_Stored items from a collection_:
____

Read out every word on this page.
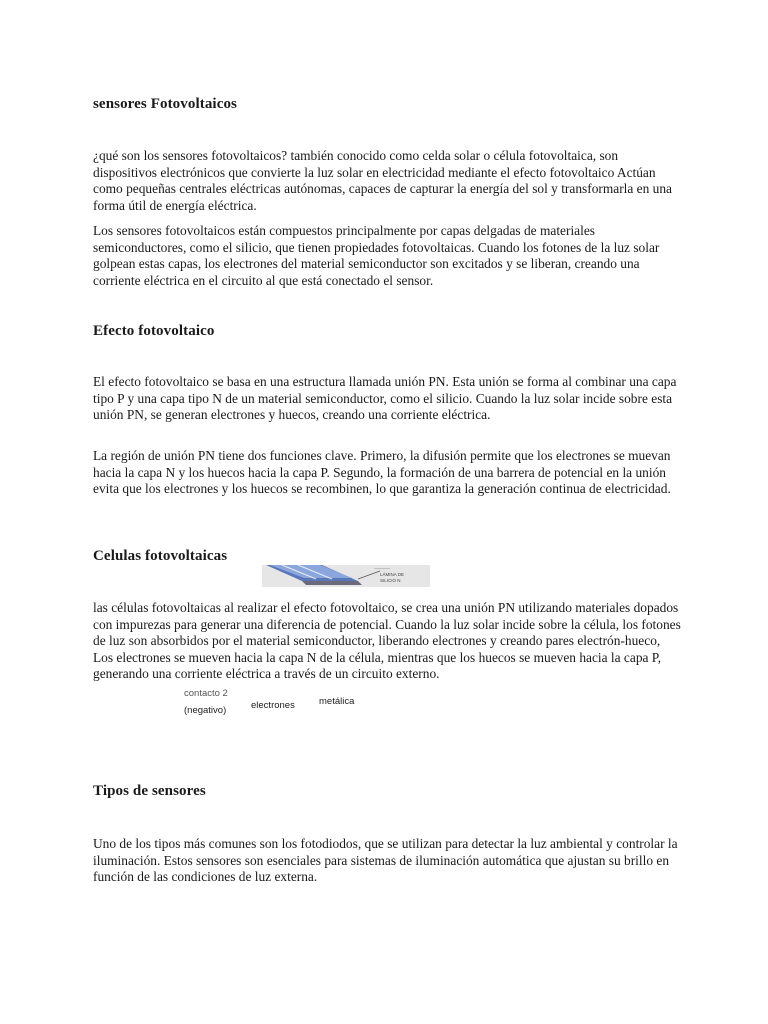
sensores Fotovoltaicos

¿qué son los sensores fotovoltaicos? también conocido como celda solar o célula fotovoltaica, son dispositivos electrónicos que convierte la luz solar en electricidad mediante el efecto fotovoltaico Actúan como pequeñas centrales eléctricas autónomas, capaces de capturar la energía del sol y transformarla en una forma útil de energía eléctrica.

Los sensores fotovoltaicos están compuestos principalmente por capas delgadas de materiales semiconductores, como el silicio, que tienen propiedades fotovoltaicas. Cuando los fotones de la luz solar golpean estas capas, los electrones del material semiconductor son excitados y se liberan, creando una corriente eléctrica en el circuito al que está conectado el sensor.

Efecto fotovoltaico

El efecto fotovoltaico se basa en una estructura llamada unión PN. Esta unión se forma al combinar una capa tipo P y una capa tipo N de un material semiconductor, como el silicio. Cuando la luz solar incide sobre esta unión PN, se generan electrones y huecos, creando una corriente eléctrica.

La región de unión PN tiene dos funciones clave. Primero, la difusión permite que los electrones se muevan hacia la capa N y los huecos hacia la capa P. Segundo, la formación de una barrera de potencial en la unión evita que los electrones y los huecos se recombinen, lo que garantiza la generación continua de electricidad.

Celulas fotovoltaicas
————
LÁMINA DE
SILICIO N

las células fotovoltaicas al realizar el efecto fotovoltaico, se crea una unión PN utilizando materiales dopados con impurezas para generar una diferencia de potencial. Cuando la luz solar incide sobre la célula, los fotones de luz son absorbidos por el material semiconductor, liberando electrones y creando pares electrón-hueco, Los electrones se mueven hacia la capa N de la célula, mientras que los huecos se mueven hacia la capa P, generando una corriente eléctrica a través de un circuito externo.

contacto 2
(negativo)	electrones	metálica
Tipos de sensores

Uno de los tipos más comunes son los fotodiodos, que se utilizan para detectar la luz ambiental y controlar la iluminación. Estos sensores son esenciales para sistemas de iluminación automática que ajustan su brillo en función de las condiciones de luz externa.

____

Omit the pictures and reproduce the listing exactly.

_RESPONSE TO THIS TASK_:
Read out every word on this page.
sensores Fotovoltaicos

¿qué son los sensores fotovoltaicos? también conocido como celda solar o célula fotovoltaica, son dispositivos electrónicos que convierte la luz solar en electricidad mediante el efecto fotovoltaico Actúan como pequeñas centrales eléctricas autónomas, capaces de capturar la energía del sol y transformarla en una forma útil de energía eléctrica.

Los sensores fotovoltaicos están compuestos principalmente por capas delgadas de materiales semiconductores, como el silicio, que tienen propiedades fotovoltaicas. Cuando los fotones de la luz solar golpean estas capas, los electrones del material semiconductor son excitados y se liberan, creando una corriente eléctrica en el circuito al que está conectado el sensor.

Efecto fotovoltaico

El efecto fotovoltaico se basa en una estructura llamada unión PN. Esta unión se forma al combinar una capa tipo P y una capa tipo N de un material semiconductor, como el silicio. Cuando la luz solar incide sobre esta unión PN, se generan electrones y huecos, creando una corriente eléctrica.

La región de unión PN tiene dos funciones clave. Primero, la difusión permite que los electrones se muevan hacia la capa N y los huecos hacia la capa P. Segundo, la formación de una barrera de potencial en la unión evita que los electrones y los huecos se recombinen, lo que garantiza la generación continua de electricidad.

Celulas fotovoltaicas
————
LÁMINA DE
SILICIO N

las células fotovoltaicas al realizar el efecto fotovoltaico, se crea una unión PN utilizando materiales dopados con impurezas para generar una diferencia de potencial. Cuando la luz solar incide sobre la célula, los fotones de luz son absorbidos por el material semiconductor, liberando electrones y creando pares electrón-hueco, Los electrones se mueven hacia la capa N de la célula, mientras que los huecos se mueven hacia la capa P, generando una corriente eléctrica a través de un circuito externo.

contacto 2
(negativo)	electrones	metálica
Tipos de sensores

Uno de los tipos más comunes son los fotodiodos, que se utilizan para detectar la luz ambiental y controlar la iluminación. Estos sensores son esenciales para sistemas de iluminación automática que ajustan su brillo en función de las condiciones de luz externa.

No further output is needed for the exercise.